**Provided records**
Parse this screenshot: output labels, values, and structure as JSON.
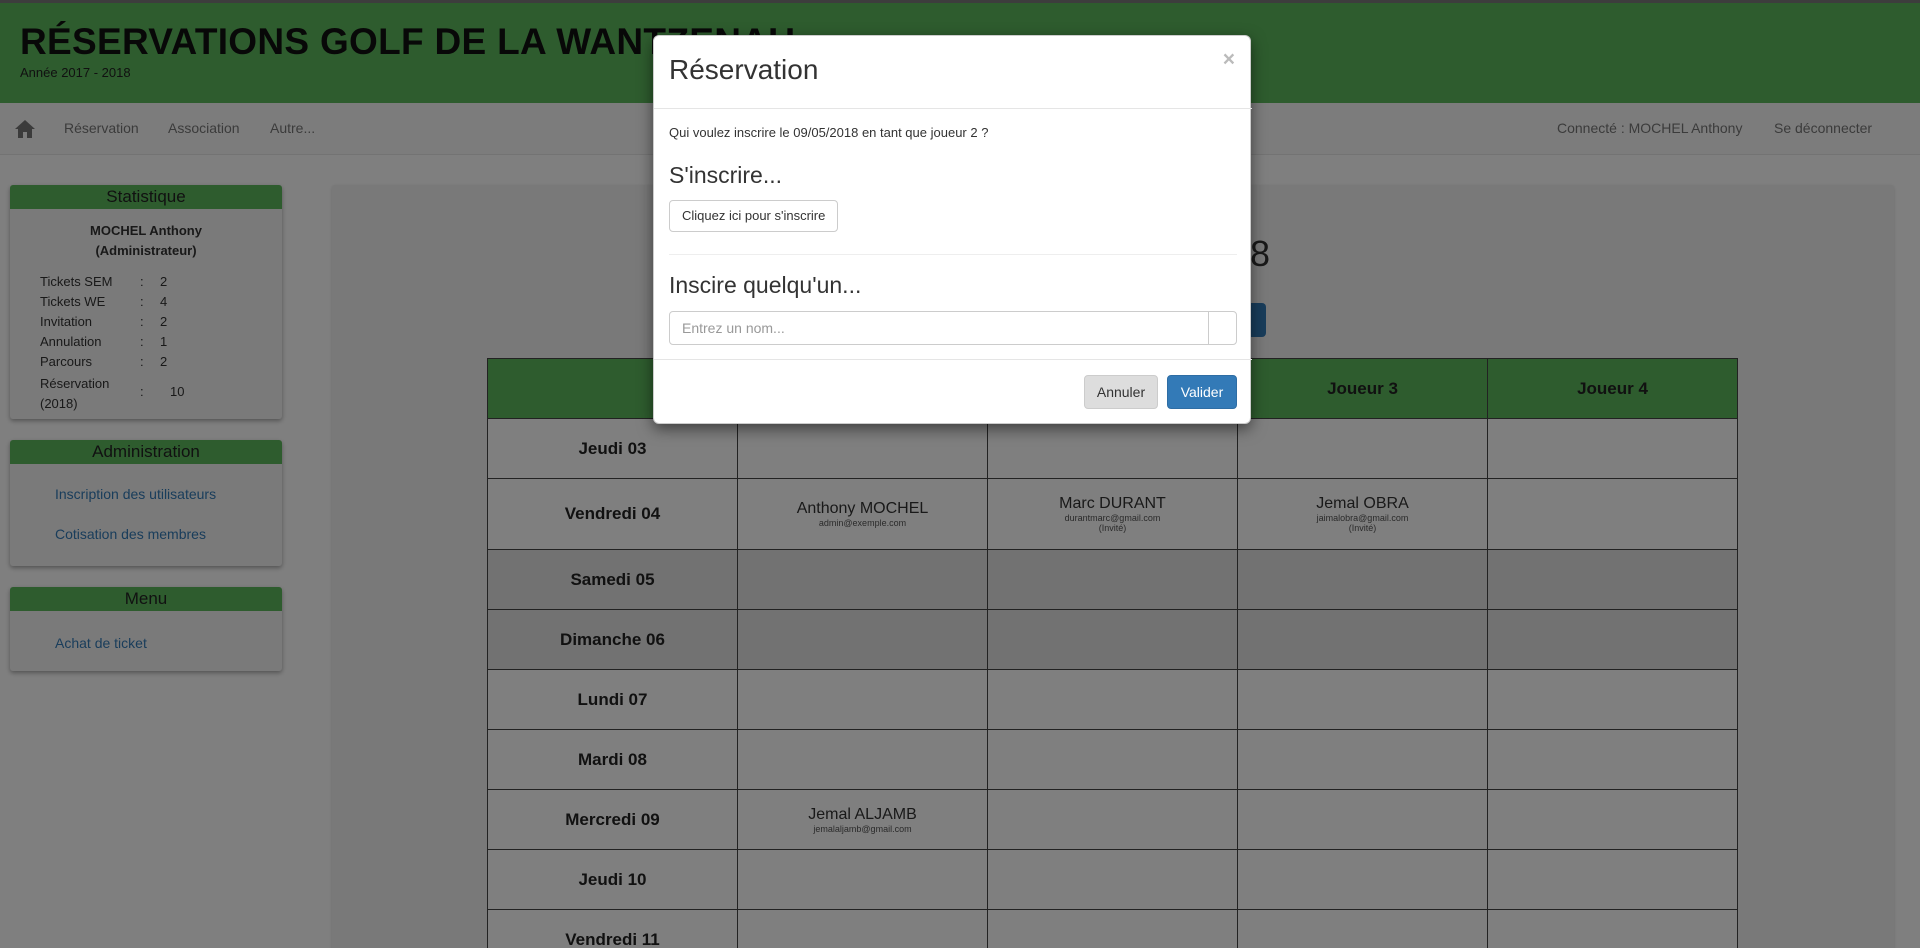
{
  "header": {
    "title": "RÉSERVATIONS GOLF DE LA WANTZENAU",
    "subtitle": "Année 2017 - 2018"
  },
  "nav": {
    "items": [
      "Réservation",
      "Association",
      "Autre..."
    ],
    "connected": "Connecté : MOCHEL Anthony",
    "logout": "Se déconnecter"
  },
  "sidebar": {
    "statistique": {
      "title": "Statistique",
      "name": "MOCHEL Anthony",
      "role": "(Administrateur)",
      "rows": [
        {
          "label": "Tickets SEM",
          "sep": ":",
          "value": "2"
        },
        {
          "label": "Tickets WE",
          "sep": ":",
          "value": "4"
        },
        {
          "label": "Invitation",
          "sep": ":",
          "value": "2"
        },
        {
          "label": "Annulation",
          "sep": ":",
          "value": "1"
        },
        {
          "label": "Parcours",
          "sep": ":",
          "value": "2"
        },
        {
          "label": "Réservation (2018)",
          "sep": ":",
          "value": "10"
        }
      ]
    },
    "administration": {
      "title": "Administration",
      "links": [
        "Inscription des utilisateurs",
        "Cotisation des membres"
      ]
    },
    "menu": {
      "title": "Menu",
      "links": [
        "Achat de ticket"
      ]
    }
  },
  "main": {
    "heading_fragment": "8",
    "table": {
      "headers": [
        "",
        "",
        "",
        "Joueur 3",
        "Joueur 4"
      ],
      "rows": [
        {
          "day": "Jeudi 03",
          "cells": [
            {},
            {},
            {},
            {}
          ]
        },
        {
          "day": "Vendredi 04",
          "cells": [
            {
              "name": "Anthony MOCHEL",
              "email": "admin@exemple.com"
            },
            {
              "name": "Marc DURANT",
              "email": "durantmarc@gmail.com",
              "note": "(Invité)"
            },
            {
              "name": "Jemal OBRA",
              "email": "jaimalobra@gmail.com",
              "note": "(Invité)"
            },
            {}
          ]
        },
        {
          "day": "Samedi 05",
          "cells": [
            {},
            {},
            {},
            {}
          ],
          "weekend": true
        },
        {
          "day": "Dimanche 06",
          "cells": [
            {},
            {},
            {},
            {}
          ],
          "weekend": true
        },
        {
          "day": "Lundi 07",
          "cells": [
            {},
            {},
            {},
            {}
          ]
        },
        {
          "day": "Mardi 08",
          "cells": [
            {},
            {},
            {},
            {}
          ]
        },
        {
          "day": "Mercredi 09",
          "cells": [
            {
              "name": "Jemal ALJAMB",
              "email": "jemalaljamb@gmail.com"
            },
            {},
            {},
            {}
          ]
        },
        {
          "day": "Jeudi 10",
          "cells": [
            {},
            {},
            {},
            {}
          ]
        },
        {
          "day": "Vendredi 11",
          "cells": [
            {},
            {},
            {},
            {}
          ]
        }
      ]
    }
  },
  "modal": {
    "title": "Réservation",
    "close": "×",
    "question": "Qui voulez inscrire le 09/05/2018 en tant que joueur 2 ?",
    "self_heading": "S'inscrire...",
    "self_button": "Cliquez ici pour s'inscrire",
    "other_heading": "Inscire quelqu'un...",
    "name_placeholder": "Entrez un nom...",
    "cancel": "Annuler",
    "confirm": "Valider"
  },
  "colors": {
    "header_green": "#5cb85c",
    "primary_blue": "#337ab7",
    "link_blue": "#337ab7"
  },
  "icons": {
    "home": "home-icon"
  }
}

**Instructions for the task**
Quote the entries above word for word. Leave the images out.

**Task response**
Parse this screenshot: output labels, values, and structure as JSON.
{
  "header": {
    "title": "RÉSERVATIONS GOLF DE LA WANTZENAU",
    "subtitle": "Année 2017 - 2018"
  },
  "nav": {
    "items": [
      "Réservation",
      "Association",
      "Autre..."
    ],
    "connected": "Connecté : MOCHEL Anthony",
    "logout": "Se déconnecter"
  },
  "sidebar": {
    "statistique": {
      "title": "Statistique",
      "name": "MOCHEL Anthony",
      "role": "(Administrateur)",
      "rows": [
        {
          "label": "Tickets SEM",
          "sep": ":",
          "value": "2"
        },
        {
          "label": "Tickets WE",
          "sep": ":",
          "value": "4"
        },
        {
          "label": "Invitation",
          "sep": ":",
          "value": "2"
        },
        {
          "label": "Annulation",
          "sep": ":",
          "value": "1"
        },
        {
          "label": "Parcours",
          "sep": ":",
          "value": "2"
        },
        {
          "label": "Réservation (2018)",
          "sep": ":",
          "value": "10"
        }
      ]
    },
    "administration": {
      "title": "Administration",
      "links": [
        "Inscription des utilisateurs",
        "Cotisation des membres"
      ]
    },
    "menu": {
      "title": "Menu",
      "links": [
        "Achat de ticket"
      ]
    }
  },
  "main": {
    "heading_fragment": "8",
    "table": {
      "headers": [
        "",
        "",
        "",
        "Joueur 3",
        "Joueur 4"
      ],
      "rows": [
        {
          "day": "Jeudi 03",
          "cells": [
            {},
            {},
            {},
            {}
          ]
        },
        {
          "day": "Vendredi 04",
          "cells": [
            {
              "name": "Anthony MOCHEL",
              "email": "admin@exemple.com"
            },
            {
              "name": "Marc DURANT",
              "email": "durantmarc@gmail.com",
              "note": "(Invité)"
            },
            {
              "name": "Jemal OBRA",
              "email": "jaimalobra@gmail.com",
              "note": "(Invité)"
            },
            {}
          ]
        },
        {
          "day": "Samedi 05",
          "cells": [
            {},
            {},
            {},
            {}
          ],
          "weekend": true
        },
        {
          "day": "Dimanche 06",
          "cells": [
            {},
            {},
            {},
            {}
          ],
          "weekend": true
        },
        {
          "day": "Lundi 07",
          "cells": [
            {},
            {},
            {},
            {}
          ]
        },
        {
          "day": "Mardi 08",
          "cells": [
            {},
            {},
            {},
            {}
          ]
        },
        {
          "day": "Mercredi 09",
          "cells": [
            {
              "name": "Jemal ALJAMB",
              "email": "jemalaljamb@gmail.com"
            },
            {},
            {},
            {}
          ]
        },
        {
          "day": "Jeudi 10",
          "cells": [
            {},
            {},
            {},
            {}
          ]
        },
        {
          "day": "Vendredi 11",
          "cells": [
            {},
            {},
            {},
            {}
          ]
        }
      ]
    }
  },
  "modal": {
    "title": "Réservation",
    "close": "×",
    "question": "Qui voulez inscrire le 09/05/2018 en tant que joueur 2 ?",
    "self_heading": "S'inscrire...",
    "self_button": "Cliquez ici pour s'inscrire",
    "other_heading": "Inscire quelqu'un...",
    "name_placeholder": "Entrez un nom...",
    "cancel": "Annuler",
    "confirm": "Valider"
  },
  "colors": {
    "header_green": "#5cb85c",
    "primary_blue": "#337ab7",
    "link_blue": "#337ab7"
  },
  "icons": {
    "home": "home-icon"
  }
}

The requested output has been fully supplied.